What you should do:
Copy all lines of the listing that include the string "Part".

Input material:
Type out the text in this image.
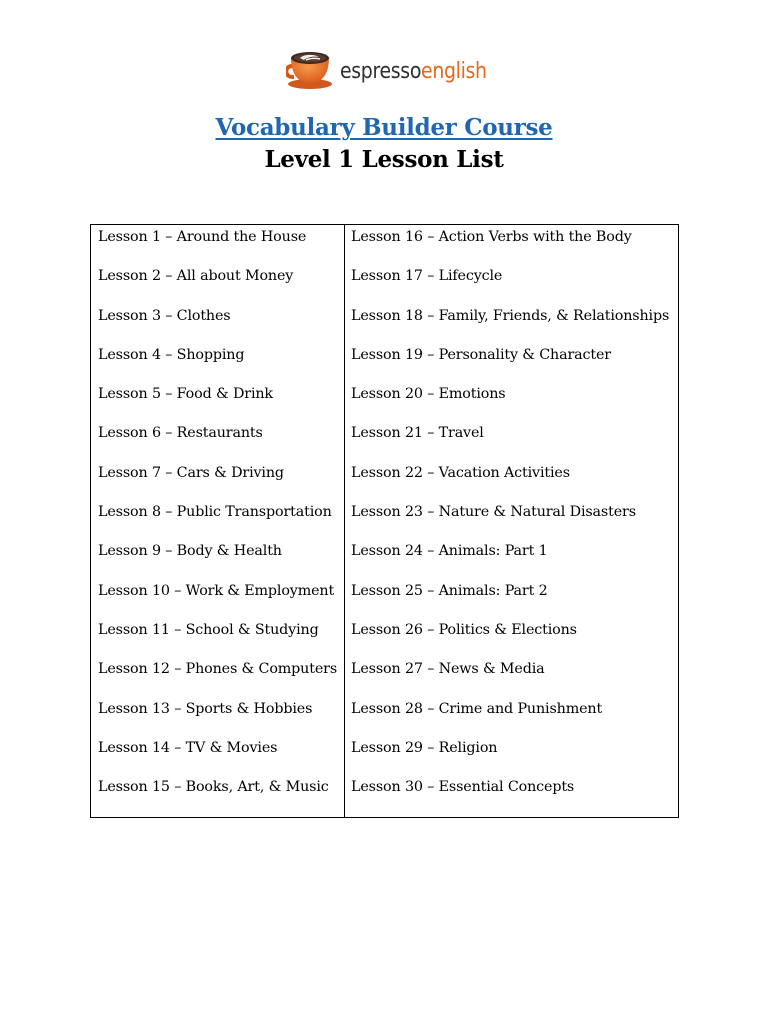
espressoenglish
Vocabulary Builder Course
Level 1 Lesson List
Lesson 1 – Around the House
Lesson 2 – All about Money
Lesson 3 – Clothes
Lesson 4 – Shopping
Lesson 5 – Food & Drink
Lesson 6 – Restaurants
Lesson 7 – Cars & Driving
Lesson 8 – Public Transportation
Lesson 9 – Body & Health
Lesson 10 – Work & Employment
Lesson 11 – School & Studying
Lesson 12 – Phones & Computers
Lesson 13 – Sports & Hobbies
Lesson 14 – TV & Movies
Lesson 15 – Books, Art, & Music
Lesson 16 – Action Verbs with the Body
Lesson 17 – Lifecycle
Lesson 18 – Family, Friends, & Relationships
Lesson 19 – Personality & Character
Lesson 20 – Emotions
Lesson 21 – Travel
Lesson 22 – Vacation Activities
Lesson 23 – Nature & Natural Disasters
Lesson 24 – Animals: Part 1
Lesson 25 – Animals: Part 2
Lesson 26 – Politics & Elections
Lesson 27 – News & Media
Lesson 28 – Crime and Punishment
Lesson 29 – Religion
Lesson 30 – Essential Concepts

Result:
Lesson 24 – Animals: Part 1
Lesson 25 – Animals: Part 2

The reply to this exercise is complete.